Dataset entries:
┌────────

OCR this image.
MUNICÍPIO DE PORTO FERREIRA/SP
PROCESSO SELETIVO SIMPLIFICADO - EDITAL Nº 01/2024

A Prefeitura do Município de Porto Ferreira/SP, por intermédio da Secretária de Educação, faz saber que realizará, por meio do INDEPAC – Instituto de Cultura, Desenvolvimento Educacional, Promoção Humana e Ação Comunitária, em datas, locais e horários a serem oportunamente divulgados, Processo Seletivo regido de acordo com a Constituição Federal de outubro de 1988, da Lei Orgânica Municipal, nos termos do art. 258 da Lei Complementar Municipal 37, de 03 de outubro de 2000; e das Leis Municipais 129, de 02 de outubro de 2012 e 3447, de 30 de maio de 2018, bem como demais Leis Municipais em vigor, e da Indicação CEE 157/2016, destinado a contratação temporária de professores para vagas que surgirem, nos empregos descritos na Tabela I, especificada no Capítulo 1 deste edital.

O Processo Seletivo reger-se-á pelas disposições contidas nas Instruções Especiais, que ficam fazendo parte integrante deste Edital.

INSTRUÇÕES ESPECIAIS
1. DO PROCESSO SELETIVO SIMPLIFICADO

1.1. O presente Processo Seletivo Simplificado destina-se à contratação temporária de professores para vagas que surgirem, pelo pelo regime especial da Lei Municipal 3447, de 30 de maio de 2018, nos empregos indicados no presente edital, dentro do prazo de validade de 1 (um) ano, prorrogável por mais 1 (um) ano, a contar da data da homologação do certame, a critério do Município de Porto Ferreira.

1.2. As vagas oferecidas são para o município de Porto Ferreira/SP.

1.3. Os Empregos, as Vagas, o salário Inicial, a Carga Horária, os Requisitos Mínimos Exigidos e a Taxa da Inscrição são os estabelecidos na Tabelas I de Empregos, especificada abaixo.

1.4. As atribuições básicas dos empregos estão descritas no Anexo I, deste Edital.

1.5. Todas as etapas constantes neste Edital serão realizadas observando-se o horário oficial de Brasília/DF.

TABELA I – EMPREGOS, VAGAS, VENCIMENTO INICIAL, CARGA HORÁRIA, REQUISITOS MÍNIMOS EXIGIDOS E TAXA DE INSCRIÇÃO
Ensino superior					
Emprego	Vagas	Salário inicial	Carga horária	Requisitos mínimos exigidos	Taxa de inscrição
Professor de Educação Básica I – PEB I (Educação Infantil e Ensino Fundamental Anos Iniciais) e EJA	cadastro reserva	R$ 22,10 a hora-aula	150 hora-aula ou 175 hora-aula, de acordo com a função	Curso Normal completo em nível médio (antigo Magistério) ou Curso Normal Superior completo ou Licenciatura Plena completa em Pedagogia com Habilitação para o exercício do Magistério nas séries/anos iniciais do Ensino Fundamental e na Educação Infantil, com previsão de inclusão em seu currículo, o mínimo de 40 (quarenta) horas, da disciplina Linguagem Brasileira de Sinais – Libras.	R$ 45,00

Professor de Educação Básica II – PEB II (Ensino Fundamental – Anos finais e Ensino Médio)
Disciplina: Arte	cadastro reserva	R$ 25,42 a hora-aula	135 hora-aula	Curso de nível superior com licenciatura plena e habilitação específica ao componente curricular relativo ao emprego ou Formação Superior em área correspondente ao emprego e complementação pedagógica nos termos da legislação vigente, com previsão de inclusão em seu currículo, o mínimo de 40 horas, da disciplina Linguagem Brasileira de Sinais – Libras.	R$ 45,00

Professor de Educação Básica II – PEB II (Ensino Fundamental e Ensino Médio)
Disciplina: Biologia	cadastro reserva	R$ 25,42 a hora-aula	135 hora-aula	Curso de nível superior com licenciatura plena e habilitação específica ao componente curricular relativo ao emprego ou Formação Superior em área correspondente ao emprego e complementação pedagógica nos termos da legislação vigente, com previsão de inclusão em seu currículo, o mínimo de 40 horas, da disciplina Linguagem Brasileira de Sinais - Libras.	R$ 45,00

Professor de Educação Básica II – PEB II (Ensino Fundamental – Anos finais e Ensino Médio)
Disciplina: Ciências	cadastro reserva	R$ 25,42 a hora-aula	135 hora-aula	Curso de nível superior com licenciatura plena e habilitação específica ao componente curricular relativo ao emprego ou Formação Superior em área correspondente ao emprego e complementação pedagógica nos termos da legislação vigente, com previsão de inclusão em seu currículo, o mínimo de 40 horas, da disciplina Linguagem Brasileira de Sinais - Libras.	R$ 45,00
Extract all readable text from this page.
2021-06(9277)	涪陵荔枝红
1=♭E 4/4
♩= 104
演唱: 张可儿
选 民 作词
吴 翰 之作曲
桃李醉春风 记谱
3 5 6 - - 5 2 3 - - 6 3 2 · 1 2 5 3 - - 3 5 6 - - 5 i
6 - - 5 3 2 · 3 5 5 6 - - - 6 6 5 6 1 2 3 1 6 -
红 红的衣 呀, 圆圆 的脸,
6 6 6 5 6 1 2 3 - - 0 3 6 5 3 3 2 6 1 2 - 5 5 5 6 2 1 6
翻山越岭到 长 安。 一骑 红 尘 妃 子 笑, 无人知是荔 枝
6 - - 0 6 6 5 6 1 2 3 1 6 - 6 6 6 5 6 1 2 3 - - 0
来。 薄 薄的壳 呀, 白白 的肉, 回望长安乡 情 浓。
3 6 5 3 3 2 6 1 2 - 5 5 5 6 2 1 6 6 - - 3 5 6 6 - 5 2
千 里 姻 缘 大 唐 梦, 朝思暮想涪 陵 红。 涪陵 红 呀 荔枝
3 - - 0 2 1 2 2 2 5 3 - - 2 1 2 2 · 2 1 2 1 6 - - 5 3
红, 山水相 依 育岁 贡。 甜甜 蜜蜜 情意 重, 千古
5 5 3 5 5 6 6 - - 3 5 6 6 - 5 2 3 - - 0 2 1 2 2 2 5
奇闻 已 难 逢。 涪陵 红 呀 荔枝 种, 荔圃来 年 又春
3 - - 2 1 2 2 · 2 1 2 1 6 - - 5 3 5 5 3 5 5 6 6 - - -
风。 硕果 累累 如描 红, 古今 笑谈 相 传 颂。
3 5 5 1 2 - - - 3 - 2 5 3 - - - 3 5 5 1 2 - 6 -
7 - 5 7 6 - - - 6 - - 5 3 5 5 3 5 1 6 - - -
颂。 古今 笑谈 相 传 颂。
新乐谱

└────────

Write out the lines above from the one containing "Extract all readable text from this page." through the last, exactly as they are.

## SOLVED EXERCISE:
Extract all readable text from this page.
2021-06(9277)	涪陵荔枝红
1=♭E 4/4
♩= 104
演唱: 张可儿
选 民 作词
吴 翰 之作曲
桃李醉春风 记谱
3 5 6 - - 5 2 3 - - 6 3 2 · 1 2 5 3 - - 3 5 6 - - 5 i
6 - - 5 3 2 · 3 5 5 6 - - - 6 6 5 6 1 2 3 1 6 -
红 红的衣 呀, 圆圆 的脸,
6 6 6 5 6 1 2 3 - - 0 3 6 5 3 3 2 6 1 2 - 5 5 5 6 2 1 6
翻山越岭到 长 安。 一骑 红 尘 妃 子 笑, 无人知是荔 枝
6 - - 0 6 6 5 6 1 2 3 1 6 - 6 6 6 5 6 1 2 3 - - 0
来。 薄 薄的壳 呀, 白白 的肉, 回望长安乡 情 浓。
3 6 5 3 3 2 6 1 2 - 5 5 5 6 2 1 6 6 - - 3 5 6 6 - 5 2
千 里 姻 缘 大 唐 梦, 朝思暮想涪 陵 红。 涪陵 红 呀 荔枝
3 - - 0 2 1 2 2 2 5 3 - - 2 1 2 2 · 2 1 2 1 6 - - 5 3
红, 山水相 依 育岁 贡。 甜甜 蜜蜜 情意 重, 千古
5 5 3 5 5 6 6 - - 3 5 6 6 - 5 2 3 - - 0 2 1 2 2 2 5
奇闻 已 难 逢。 涪陵 红 呀 荔枝 种, 荔圃来 年 又春
3 - - 2 1 2 2 · 2 1 2 1 6 - - 5 3 5 5 3 5 5 6 6 - - -
风。 硕果 累累 如描 红, 古今 笑谈 相 传 颂。
3 5 5 1 2 - - - 3 - 2 5 3 - - - 3 5 5 1 2 - 6 -
7 - 5 7 6 - - - 6 - - 5 3 5 5 3 5 1 6 - - -
颂。 古今 笑谈 相 传 颂。
新乐谱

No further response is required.